Por
Cristian Alarcón
Sobre
los restos de las Torres Gemelas, en el centro del poder económico,
continuaba ayer esa nube de polvo que dejó el atentado suspendida
en la postal del imperio. Más allá del círculo cerrado
en el que esperaban quienes sobrevivían aún bajo los escombros,
la ciudad retomaba ayer el ritmo como un gigante anémico, apaleado,
la sombra de lo que fue el esplendor neoyorquino. Me levanté
y llamé a mi trabajo pero me dijeron que no abrirían porque
estaba todo cortado. Es muy triste ver el paisaje de Nueva York después
del ataque, da miedo, cuenta Camila Sivak, una de las hijas de Martha
Oyhanarte, radicada en Queens y empleada en una juguetería demasiado
cercana al hongo que impresionó al mundo. Mientras habla con este
cronista, desde un locutorio cercano a su casa, por la calle ve a un hombre
con un grabador al hombro del que ha colgado la bandera norteamericana;
a varios con remeras ilustradas de azul, rojo y estrellas; a un perro
al que también le colgaron el sentimiento patriótico
que ayer propulsó con encendidas declaraciones el alcalde Rudolph
Giuliani. En efecto, las propias cifras del mercado hablaron: Wal-Mart,
el principal minorista del mundo, vendió 88.000 banderas estadounidenses
en las horas siguientes al ataque.

## EXTRACTO DE ORIGEN
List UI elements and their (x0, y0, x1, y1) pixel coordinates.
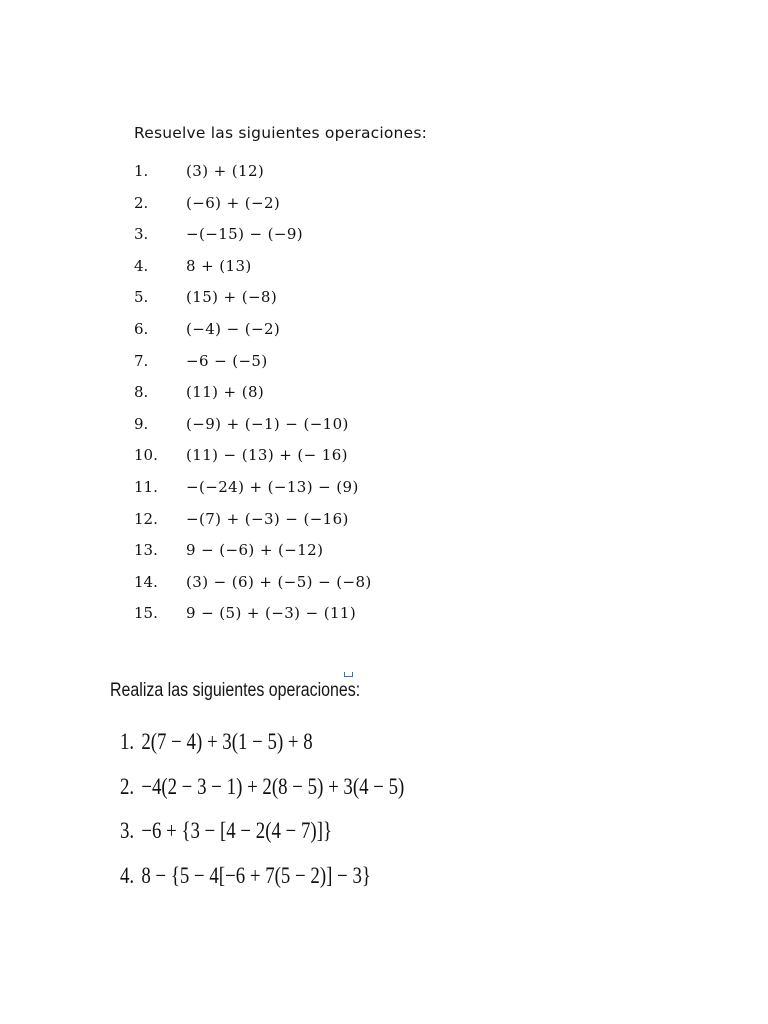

## QUÉ SE PIDE
Enumera todos los nombres completos de personas que aparecen en la crónica sobre Nueva York tras el atentado, incluida la firma.

## RESPUESTA ESPERADA
Cristian Alarcón, Camila Sivak, Martha Oyhanarte y Rudolph Giuliani.